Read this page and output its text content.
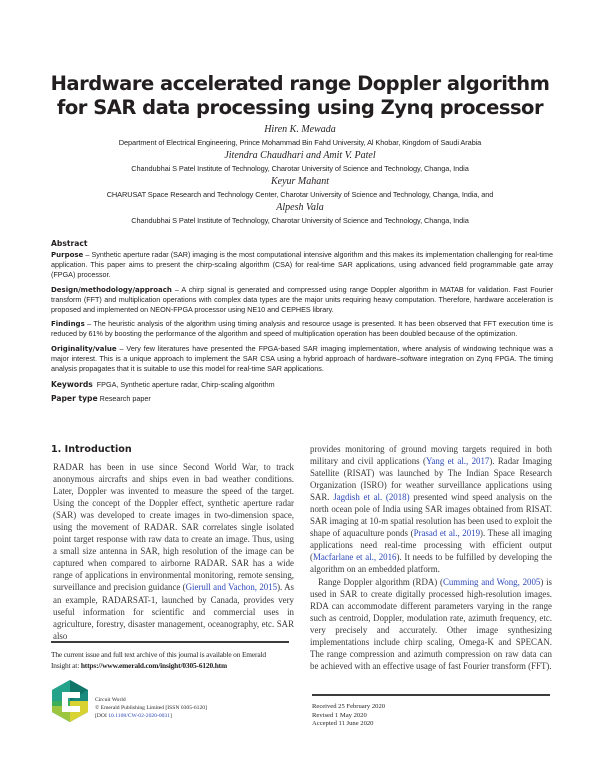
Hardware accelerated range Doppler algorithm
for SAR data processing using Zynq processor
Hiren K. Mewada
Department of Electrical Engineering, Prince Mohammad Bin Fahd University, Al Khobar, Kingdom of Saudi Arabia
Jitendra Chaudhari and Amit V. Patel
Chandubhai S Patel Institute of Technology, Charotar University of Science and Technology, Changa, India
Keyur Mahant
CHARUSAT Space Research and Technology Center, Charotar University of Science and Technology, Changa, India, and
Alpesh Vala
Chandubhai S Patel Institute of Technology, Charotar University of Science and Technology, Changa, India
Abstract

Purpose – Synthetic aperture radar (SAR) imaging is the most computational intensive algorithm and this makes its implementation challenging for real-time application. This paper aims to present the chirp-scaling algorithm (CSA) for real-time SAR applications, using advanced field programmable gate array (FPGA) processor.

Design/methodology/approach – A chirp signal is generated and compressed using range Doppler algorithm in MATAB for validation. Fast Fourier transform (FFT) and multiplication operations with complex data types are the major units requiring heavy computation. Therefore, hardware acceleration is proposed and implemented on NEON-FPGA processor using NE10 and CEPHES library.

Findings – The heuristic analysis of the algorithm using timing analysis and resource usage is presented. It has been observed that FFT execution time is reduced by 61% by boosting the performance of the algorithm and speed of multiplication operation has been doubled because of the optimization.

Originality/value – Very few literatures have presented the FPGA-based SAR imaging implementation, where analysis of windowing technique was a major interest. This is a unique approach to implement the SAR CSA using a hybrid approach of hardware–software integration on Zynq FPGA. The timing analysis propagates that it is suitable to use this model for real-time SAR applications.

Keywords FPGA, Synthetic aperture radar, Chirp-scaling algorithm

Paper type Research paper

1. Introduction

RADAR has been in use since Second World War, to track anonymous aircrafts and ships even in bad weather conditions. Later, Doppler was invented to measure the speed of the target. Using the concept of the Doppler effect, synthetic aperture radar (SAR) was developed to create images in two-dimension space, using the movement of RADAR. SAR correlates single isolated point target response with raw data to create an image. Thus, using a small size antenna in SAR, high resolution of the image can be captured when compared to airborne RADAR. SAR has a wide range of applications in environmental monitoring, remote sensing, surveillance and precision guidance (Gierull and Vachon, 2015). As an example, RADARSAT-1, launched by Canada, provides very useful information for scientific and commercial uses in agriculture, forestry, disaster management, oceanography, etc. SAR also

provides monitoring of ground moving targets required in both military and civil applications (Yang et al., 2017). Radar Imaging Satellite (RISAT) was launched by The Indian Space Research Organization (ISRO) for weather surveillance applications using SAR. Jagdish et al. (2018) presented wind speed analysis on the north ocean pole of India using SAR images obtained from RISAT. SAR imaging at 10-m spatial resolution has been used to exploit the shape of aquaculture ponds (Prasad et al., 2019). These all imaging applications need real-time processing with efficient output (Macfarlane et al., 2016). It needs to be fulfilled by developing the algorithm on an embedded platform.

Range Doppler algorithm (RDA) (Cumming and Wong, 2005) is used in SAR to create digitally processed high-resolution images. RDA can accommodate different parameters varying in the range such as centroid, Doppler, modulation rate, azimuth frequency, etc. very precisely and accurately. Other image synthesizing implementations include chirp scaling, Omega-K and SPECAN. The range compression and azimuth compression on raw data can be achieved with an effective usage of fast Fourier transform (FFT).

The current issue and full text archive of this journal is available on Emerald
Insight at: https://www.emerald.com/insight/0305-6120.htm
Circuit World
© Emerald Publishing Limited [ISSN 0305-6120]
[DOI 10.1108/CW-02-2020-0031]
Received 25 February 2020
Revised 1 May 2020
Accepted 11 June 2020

--

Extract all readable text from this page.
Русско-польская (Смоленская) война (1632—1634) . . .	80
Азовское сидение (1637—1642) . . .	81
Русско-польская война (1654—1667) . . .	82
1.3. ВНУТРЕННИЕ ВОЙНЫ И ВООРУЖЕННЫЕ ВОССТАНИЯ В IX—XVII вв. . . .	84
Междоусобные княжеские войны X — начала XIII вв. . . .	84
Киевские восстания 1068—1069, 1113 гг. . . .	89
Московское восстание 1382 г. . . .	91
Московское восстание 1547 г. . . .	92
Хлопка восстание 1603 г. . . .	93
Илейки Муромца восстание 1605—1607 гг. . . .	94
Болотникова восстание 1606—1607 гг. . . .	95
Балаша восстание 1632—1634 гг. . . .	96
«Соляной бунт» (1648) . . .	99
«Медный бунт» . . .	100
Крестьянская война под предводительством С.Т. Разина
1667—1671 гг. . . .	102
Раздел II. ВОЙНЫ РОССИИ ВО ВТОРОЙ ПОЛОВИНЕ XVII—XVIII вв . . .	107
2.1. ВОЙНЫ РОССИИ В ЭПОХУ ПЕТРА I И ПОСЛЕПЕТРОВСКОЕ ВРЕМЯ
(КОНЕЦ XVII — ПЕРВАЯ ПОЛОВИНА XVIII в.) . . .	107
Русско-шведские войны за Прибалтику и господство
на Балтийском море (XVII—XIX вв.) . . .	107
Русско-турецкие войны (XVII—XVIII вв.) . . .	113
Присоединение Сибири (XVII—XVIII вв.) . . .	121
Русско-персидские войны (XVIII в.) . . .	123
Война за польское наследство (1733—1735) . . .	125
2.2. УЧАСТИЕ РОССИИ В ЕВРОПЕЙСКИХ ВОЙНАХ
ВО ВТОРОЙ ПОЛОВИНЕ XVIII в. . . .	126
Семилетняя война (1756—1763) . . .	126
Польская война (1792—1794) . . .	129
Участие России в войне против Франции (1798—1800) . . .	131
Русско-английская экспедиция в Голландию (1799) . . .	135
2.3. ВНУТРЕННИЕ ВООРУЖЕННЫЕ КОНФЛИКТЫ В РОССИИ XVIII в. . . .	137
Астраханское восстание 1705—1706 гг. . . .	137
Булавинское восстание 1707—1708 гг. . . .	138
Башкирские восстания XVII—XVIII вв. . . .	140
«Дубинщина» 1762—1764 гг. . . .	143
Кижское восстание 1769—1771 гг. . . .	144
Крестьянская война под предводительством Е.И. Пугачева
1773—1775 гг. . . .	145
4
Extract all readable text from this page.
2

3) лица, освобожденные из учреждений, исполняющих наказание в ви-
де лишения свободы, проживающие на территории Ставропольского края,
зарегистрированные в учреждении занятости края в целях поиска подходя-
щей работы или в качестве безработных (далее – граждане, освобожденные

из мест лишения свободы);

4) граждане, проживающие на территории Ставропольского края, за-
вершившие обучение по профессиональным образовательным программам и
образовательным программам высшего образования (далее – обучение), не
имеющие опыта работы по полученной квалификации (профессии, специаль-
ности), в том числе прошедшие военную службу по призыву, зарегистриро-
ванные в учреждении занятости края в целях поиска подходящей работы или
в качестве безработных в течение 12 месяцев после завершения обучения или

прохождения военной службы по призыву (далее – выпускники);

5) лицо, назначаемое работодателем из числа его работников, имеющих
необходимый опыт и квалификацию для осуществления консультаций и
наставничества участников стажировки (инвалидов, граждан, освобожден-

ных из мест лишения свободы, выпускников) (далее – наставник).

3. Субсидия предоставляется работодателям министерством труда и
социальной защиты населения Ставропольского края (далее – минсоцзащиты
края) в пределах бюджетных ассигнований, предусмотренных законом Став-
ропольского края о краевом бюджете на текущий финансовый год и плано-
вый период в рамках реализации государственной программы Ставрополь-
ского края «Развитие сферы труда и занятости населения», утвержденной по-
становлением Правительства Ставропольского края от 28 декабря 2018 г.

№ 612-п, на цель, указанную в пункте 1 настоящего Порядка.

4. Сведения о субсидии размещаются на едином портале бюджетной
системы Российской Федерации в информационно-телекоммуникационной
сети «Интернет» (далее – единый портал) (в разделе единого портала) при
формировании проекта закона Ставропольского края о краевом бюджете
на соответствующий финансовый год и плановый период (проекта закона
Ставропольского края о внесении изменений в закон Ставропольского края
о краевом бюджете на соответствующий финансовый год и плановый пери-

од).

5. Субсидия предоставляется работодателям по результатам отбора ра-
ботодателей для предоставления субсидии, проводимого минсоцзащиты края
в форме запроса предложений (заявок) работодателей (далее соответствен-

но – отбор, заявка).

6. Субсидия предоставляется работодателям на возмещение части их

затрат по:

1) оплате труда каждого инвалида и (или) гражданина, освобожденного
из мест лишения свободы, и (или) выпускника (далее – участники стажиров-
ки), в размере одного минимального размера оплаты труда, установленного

- **WORK TO DO**
Copy, from the material above, each line in which the string "призыву" occurs.

- **RESPONSE TO THIS EXERCISE**
ности), в том числе прошедшие военную службу по призыву, зарегистриро-
прохождения военной службы по призыву (далее – выпускники);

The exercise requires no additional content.